> SET EXERCISE
Repeat each entry word for word. Leave any images out of the copy.

[Saved entries]
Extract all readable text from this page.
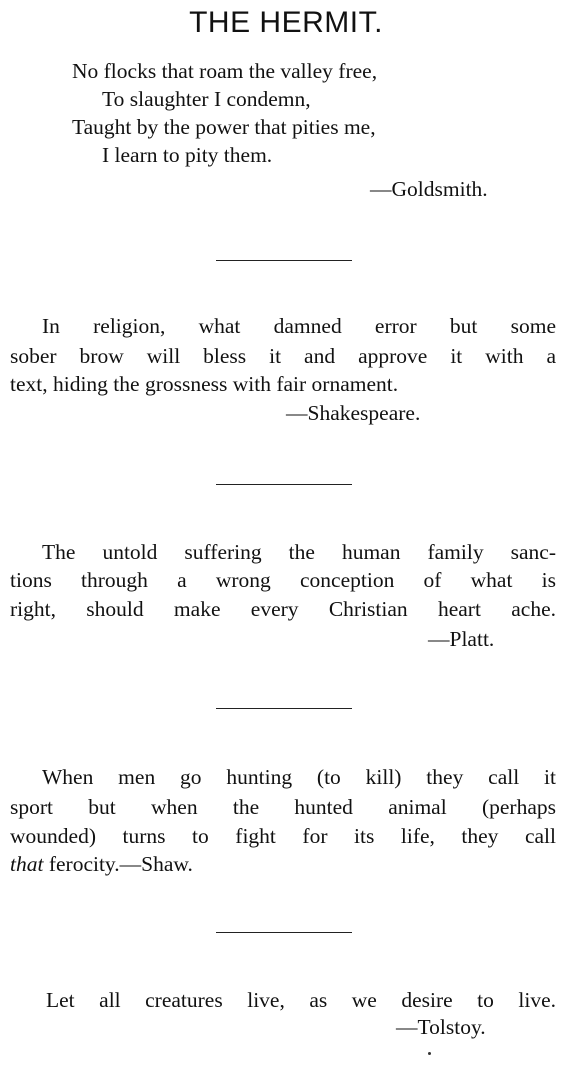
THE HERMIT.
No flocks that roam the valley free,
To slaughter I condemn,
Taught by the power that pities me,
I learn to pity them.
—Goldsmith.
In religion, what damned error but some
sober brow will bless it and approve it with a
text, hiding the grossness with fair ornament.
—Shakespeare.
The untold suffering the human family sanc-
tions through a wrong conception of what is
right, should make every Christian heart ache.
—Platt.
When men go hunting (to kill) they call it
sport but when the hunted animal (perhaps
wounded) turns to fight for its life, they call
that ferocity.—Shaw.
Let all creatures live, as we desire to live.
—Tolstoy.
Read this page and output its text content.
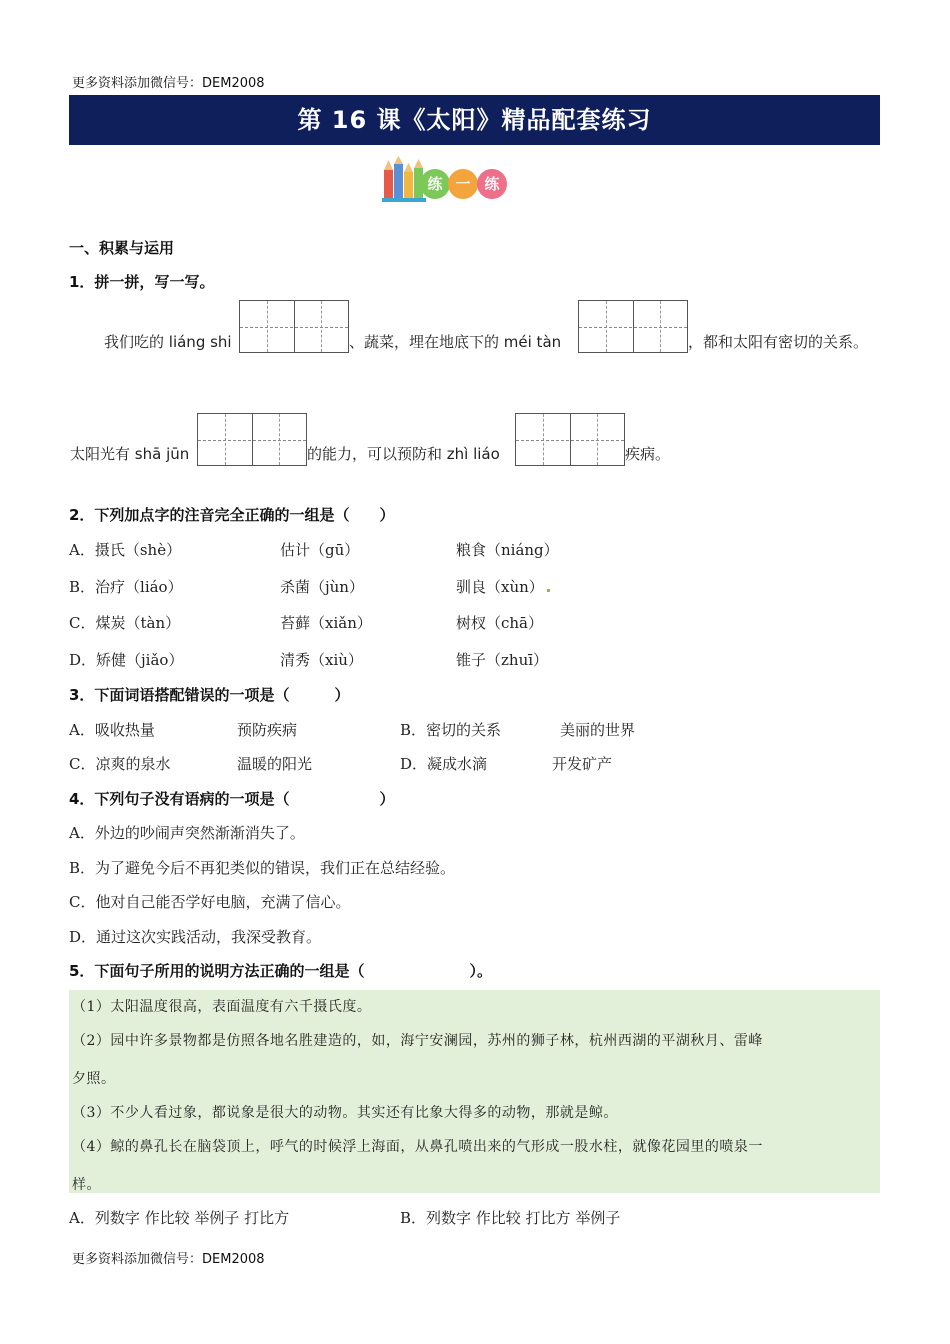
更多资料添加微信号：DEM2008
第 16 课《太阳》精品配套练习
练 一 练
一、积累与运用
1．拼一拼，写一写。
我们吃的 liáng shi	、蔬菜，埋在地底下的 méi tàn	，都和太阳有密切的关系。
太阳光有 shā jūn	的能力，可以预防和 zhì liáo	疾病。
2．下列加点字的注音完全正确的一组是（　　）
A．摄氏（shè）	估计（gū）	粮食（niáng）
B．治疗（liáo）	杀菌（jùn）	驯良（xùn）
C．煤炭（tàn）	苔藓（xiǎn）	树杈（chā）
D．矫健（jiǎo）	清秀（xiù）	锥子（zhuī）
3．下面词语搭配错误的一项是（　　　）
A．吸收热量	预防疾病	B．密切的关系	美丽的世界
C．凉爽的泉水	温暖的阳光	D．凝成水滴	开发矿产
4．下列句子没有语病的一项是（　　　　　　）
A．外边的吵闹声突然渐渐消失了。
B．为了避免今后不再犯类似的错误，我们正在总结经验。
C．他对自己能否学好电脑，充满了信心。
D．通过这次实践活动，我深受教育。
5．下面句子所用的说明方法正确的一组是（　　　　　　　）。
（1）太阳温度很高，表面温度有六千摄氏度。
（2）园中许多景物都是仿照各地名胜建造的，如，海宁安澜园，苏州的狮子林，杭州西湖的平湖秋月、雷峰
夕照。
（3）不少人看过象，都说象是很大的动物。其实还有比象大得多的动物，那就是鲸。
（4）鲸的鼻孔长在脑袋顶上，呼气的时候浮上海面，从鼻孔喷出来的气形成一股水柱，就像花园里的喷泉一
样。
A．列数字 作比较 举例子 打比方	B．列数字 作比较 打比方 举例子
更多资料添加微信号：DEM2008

> EXPECTED OUTPUT
Extract all readable text from this page.
THE HERMIT.
No flocks that roam the valley free,
To slaughter I condemn,
Taught by the power that pities me,
I learn to pity them.
—Goldsmith.
In religion, what damned error but some
sober brow will bless it and approve it with a
text, hiding the grossness with fair ornament.
—Shakespeare.
The untold suffering the human family sanc-
tions through a wrong conception of what is
right, should make every Christian heart ache.
—Platt.
When men go hunting (to kill) they call it
sport but when the hunted animal (perhaps
wounded) turns to fight for its life, they call
that ferocity.—Shaw.
Let all creatures live, as we desire to live.
—Tolstoy.
Read this page and output its text content.
更多资料添加微信号：DEM2008
第 16 课《太阳》精品配套练习
练 一 练
一、积累与运用
1．拼一拼，写一写。
我们吃的 liáng shi	、蔬菜，埋在地底下的 méi tàn	，都和太阳有密切的关系。
太阳光有 shā jūn	的能力，可以预防和 zhì liáo	疾病。
2．下列加点字的注音完全正确的一组是（　　）
A．摄氏（shè）	估计（gū）	粮食（niáng）
B．治疗（liáo）	杀菌（jùn）	驯良（xùn）
C．煤炭（tàn）	苔藓（xiǎn）	树杈（chā）
D．矫健（jiǎo）	清秀（xiù）	锥子（zhuī）
3．下面词语搭配错误的一项是（　　　）
A．吸收热量	预防疾病	B．密切的关系	美丽的世界
C．凉爽的泉水	温暖的阳光	D．凝成水滴	开发矿产
4．下列句子没有语病的一项是（　　　　　　）
A．外边的吵闹声突然渐渐消失了。
B．为了避免今后不再犯类似的错误，我们正在总结经验。
C．他对自己能否学好电脑，充满了信心。
D．通过这次实践活动，我深受教育。
5．下面句子所用的说明方法正确的一组是（　　　　　　　）。
（1）太阳温度很高，表面温度有六千摄氏度。
（2）园中许多景物都是仿照各地名胜建造的，如，海宁安澜园，苏州的狮子林，杭州西湖的平湖秋月、雷峰
夕照。
（3）不少人看过象，都说象是很大的动物。其实还有比象大得多的动物，那就是鲸。
（4）鲸的鼻孔长在脑袋顶上，呼气的时候浮上海面，从鼻孔喷出来的气形成一股水柱，就像花园里的喷泉一
样。
A．列数字 作比较 举例子 打比方	B．列数字 作比较 打比方 举例子
更多资料添加微信号：DEM2008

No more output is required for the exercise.